== GIVEN RECORDS ==
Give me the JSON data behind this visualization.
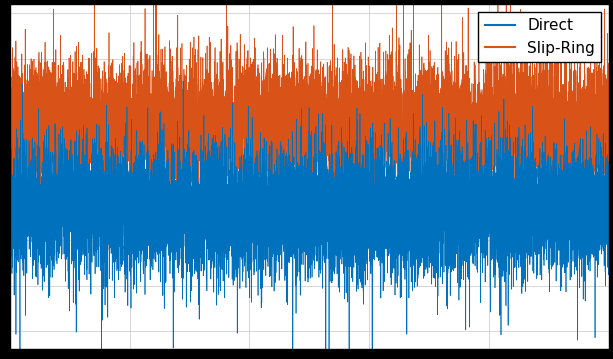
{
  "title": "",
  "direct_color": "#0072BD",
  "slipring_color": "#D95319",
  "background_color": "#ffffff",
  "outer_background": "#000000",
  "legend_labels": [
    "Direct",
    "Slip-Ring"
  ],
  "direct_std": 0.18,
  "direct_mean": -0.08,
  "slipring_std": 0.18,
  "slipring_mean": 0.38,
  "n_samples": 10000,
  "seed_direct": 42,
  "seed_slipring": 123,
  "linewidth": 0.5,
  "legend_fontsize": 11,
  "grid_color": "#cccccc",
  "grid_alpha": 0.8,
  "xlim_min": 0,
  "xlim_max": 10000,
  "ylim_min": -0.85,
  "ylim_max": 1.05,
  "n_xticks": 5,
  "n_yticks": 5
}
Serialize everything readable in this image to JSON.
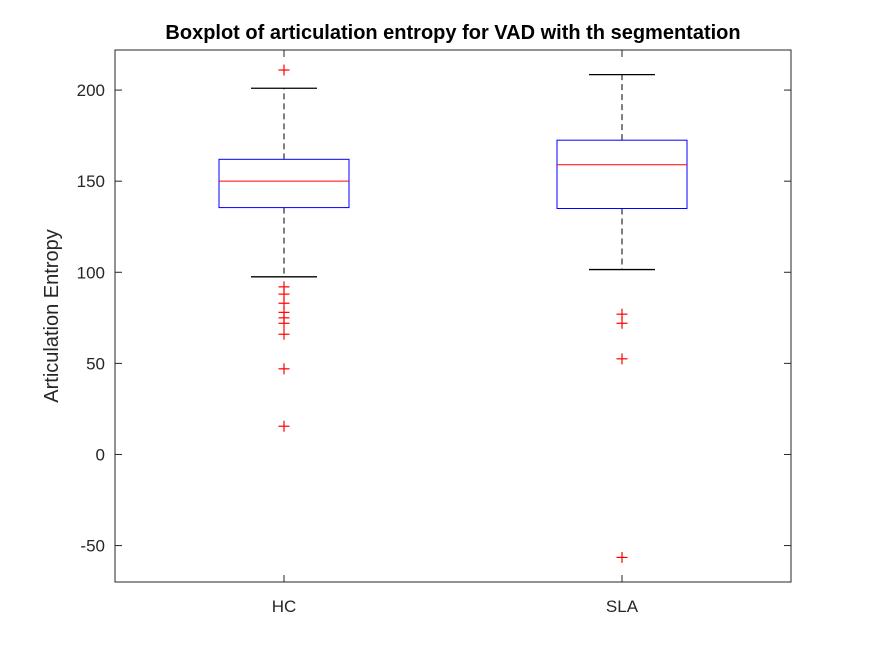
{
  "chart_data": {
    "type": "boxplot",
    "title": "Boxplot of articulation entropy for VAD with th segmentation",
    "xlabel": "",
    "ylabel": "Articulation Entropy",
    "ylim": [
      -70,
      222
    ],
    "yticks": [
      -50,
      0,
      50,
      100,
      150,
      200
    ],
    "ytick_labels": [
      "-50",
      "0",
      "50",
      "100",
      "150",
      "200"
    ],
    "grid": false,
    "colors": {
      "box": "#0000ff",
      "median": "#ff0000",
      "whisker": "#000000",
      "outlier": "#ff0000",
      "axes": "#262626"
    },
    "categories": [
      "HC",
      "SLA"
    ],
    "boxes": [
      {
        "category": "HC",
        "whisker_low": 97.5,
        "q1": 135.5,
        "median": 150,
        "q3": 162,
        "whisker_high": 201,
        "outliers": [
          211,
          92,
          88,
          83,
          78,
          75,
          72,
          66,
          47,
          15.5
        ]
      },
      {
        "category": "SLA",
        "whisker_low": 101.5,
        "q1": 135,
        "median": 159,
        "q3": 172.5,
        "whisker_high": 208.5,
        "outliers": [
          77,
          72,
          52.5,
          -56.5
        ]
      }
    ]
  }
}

== WORK TO BE COMPLETED ==
Look for the word "this" in every line of the listing and copy the lines that have it.

== RESPONSE BELOW ==
Give me the JSON data behind this visualization.
Serialize everything readable in this image to JSON.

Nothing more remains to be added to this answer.